* begin DATA RECORDS *

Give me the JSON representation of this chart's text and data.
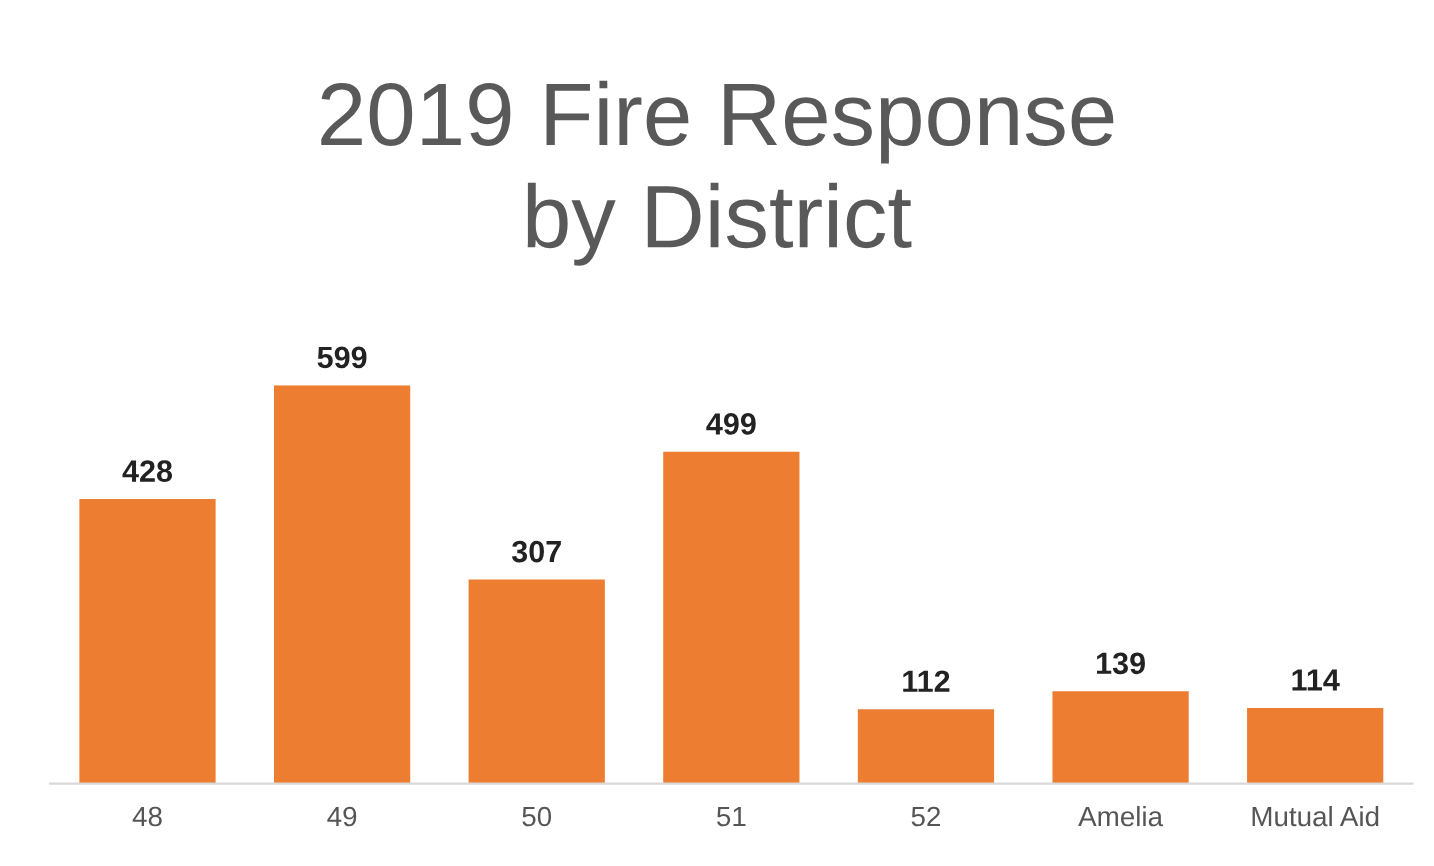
{
  "chart_data": {
    "type": "bar",
    "title": "2019 Fire Response\nby District",
    "categories": [
      "48",
      "49",
      "50",
      "51",
      "52",
      "Amelia",
      "Mutual Aid"
    ],
    "values": [
      428,
      599,
      307,
      499,
      112,
      139,
      114
    ],
    "color": "#ed7d31",
    "data_labels": true,
    "grid": false,
    "legend": false
  }
}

* end DATA RECORDS *

**EXERCISE BRIEF:**
In the copy, include all records verbatim but no images.

**RESULT OF THE TASK:**
Give me the JSON representation of this chart's text and data.
{
  "chart_data": {
    "type": "bar",
    "title": "2019 Fire Response\nby District",
    "categories": [
      "48",
      "49",
      "50",
      "51",
      "52",
      "Amelia",
      "Mutual Aid"
    ],
    "values": [
      428,
      599,
      307,
      499,
      112,
      139,
      114
    ],
    "color": "#ed7d31",
    "data_labels": true,
    "grid": false,
    "legend": false
  }
}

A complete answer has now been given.